Show each line from the listing that includes the word "icon".

======== RECORDS TO PROCESS

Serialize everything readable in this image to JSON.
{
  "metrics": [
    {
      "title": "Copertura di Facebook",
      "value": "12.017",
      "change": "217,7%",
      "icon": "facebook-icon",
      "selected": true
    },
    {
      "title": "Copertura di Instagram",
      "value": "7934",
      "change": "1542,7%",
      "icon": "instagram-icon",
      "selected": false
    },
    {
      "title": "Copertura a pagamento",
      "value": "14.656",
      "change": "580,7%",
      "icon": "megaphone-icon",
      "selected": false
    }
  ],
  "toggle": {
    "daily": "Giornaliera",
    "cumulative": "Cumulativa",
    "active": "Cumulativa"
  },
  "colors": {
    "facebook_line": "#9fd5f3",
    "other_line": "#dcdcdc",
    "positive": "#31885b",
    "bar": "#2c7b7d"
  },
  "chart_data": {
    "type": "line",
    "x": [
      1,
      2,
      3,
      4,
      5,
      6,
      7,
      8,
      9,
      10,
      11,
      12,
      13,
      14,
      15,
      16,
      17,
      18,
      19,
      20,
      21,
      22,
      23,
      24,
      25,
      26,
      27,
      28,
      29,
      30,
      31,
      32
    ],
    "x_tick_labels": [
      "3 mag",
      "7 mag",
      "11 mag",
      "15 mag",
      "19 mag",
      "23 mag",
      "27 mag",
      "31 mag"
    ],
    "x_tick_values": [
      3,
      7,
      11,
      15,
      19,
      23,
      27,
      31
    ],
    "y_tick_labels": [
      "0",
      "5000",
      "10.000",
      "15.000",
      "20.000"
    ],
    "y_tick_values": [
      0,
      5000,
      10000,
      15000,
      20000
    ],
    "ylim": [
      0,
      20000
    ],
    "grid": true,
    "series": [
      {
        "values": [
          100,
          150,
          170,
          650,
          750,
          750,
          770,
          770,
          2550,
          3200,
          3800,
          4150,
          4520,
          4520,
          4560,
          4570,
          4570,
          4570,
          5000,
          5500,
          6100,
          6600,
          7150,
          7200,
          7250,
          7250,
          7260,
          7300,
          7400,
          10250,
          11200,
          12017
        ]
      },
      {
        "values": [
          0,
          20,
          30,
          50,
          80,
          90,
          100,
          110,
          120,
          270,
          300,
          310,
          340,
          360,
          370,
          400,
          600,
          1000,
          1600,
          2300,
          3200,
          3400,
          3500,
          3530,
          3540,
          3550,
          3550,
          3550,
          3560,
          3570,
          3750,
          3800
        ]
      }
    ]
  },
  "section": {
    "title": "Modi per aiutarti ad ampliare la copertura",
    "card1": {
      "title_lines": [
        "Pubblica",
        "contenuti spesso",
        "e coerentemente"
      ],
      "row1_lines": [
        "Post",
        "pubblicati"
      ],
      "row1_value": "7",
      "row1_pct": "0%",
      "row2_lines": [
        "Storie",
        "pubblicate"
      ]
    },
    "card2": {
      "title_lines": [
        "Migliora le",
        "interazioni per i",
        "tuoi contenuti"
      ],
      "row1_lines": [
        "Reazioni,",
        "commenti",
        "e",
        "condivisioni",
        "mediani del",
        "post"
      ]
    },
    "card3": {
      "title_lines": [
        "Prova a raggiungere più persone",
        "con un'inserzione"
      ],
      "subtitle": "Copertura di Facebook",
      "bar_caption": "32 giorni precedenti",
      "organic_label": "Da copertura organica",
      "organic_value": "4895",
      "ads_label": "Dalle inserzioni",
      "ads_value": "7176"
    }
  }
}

================

THE ANSWER
      "icon": "facebook-icon",
      "icon": "instagram-icon",
      "icon": "megaphone-icon",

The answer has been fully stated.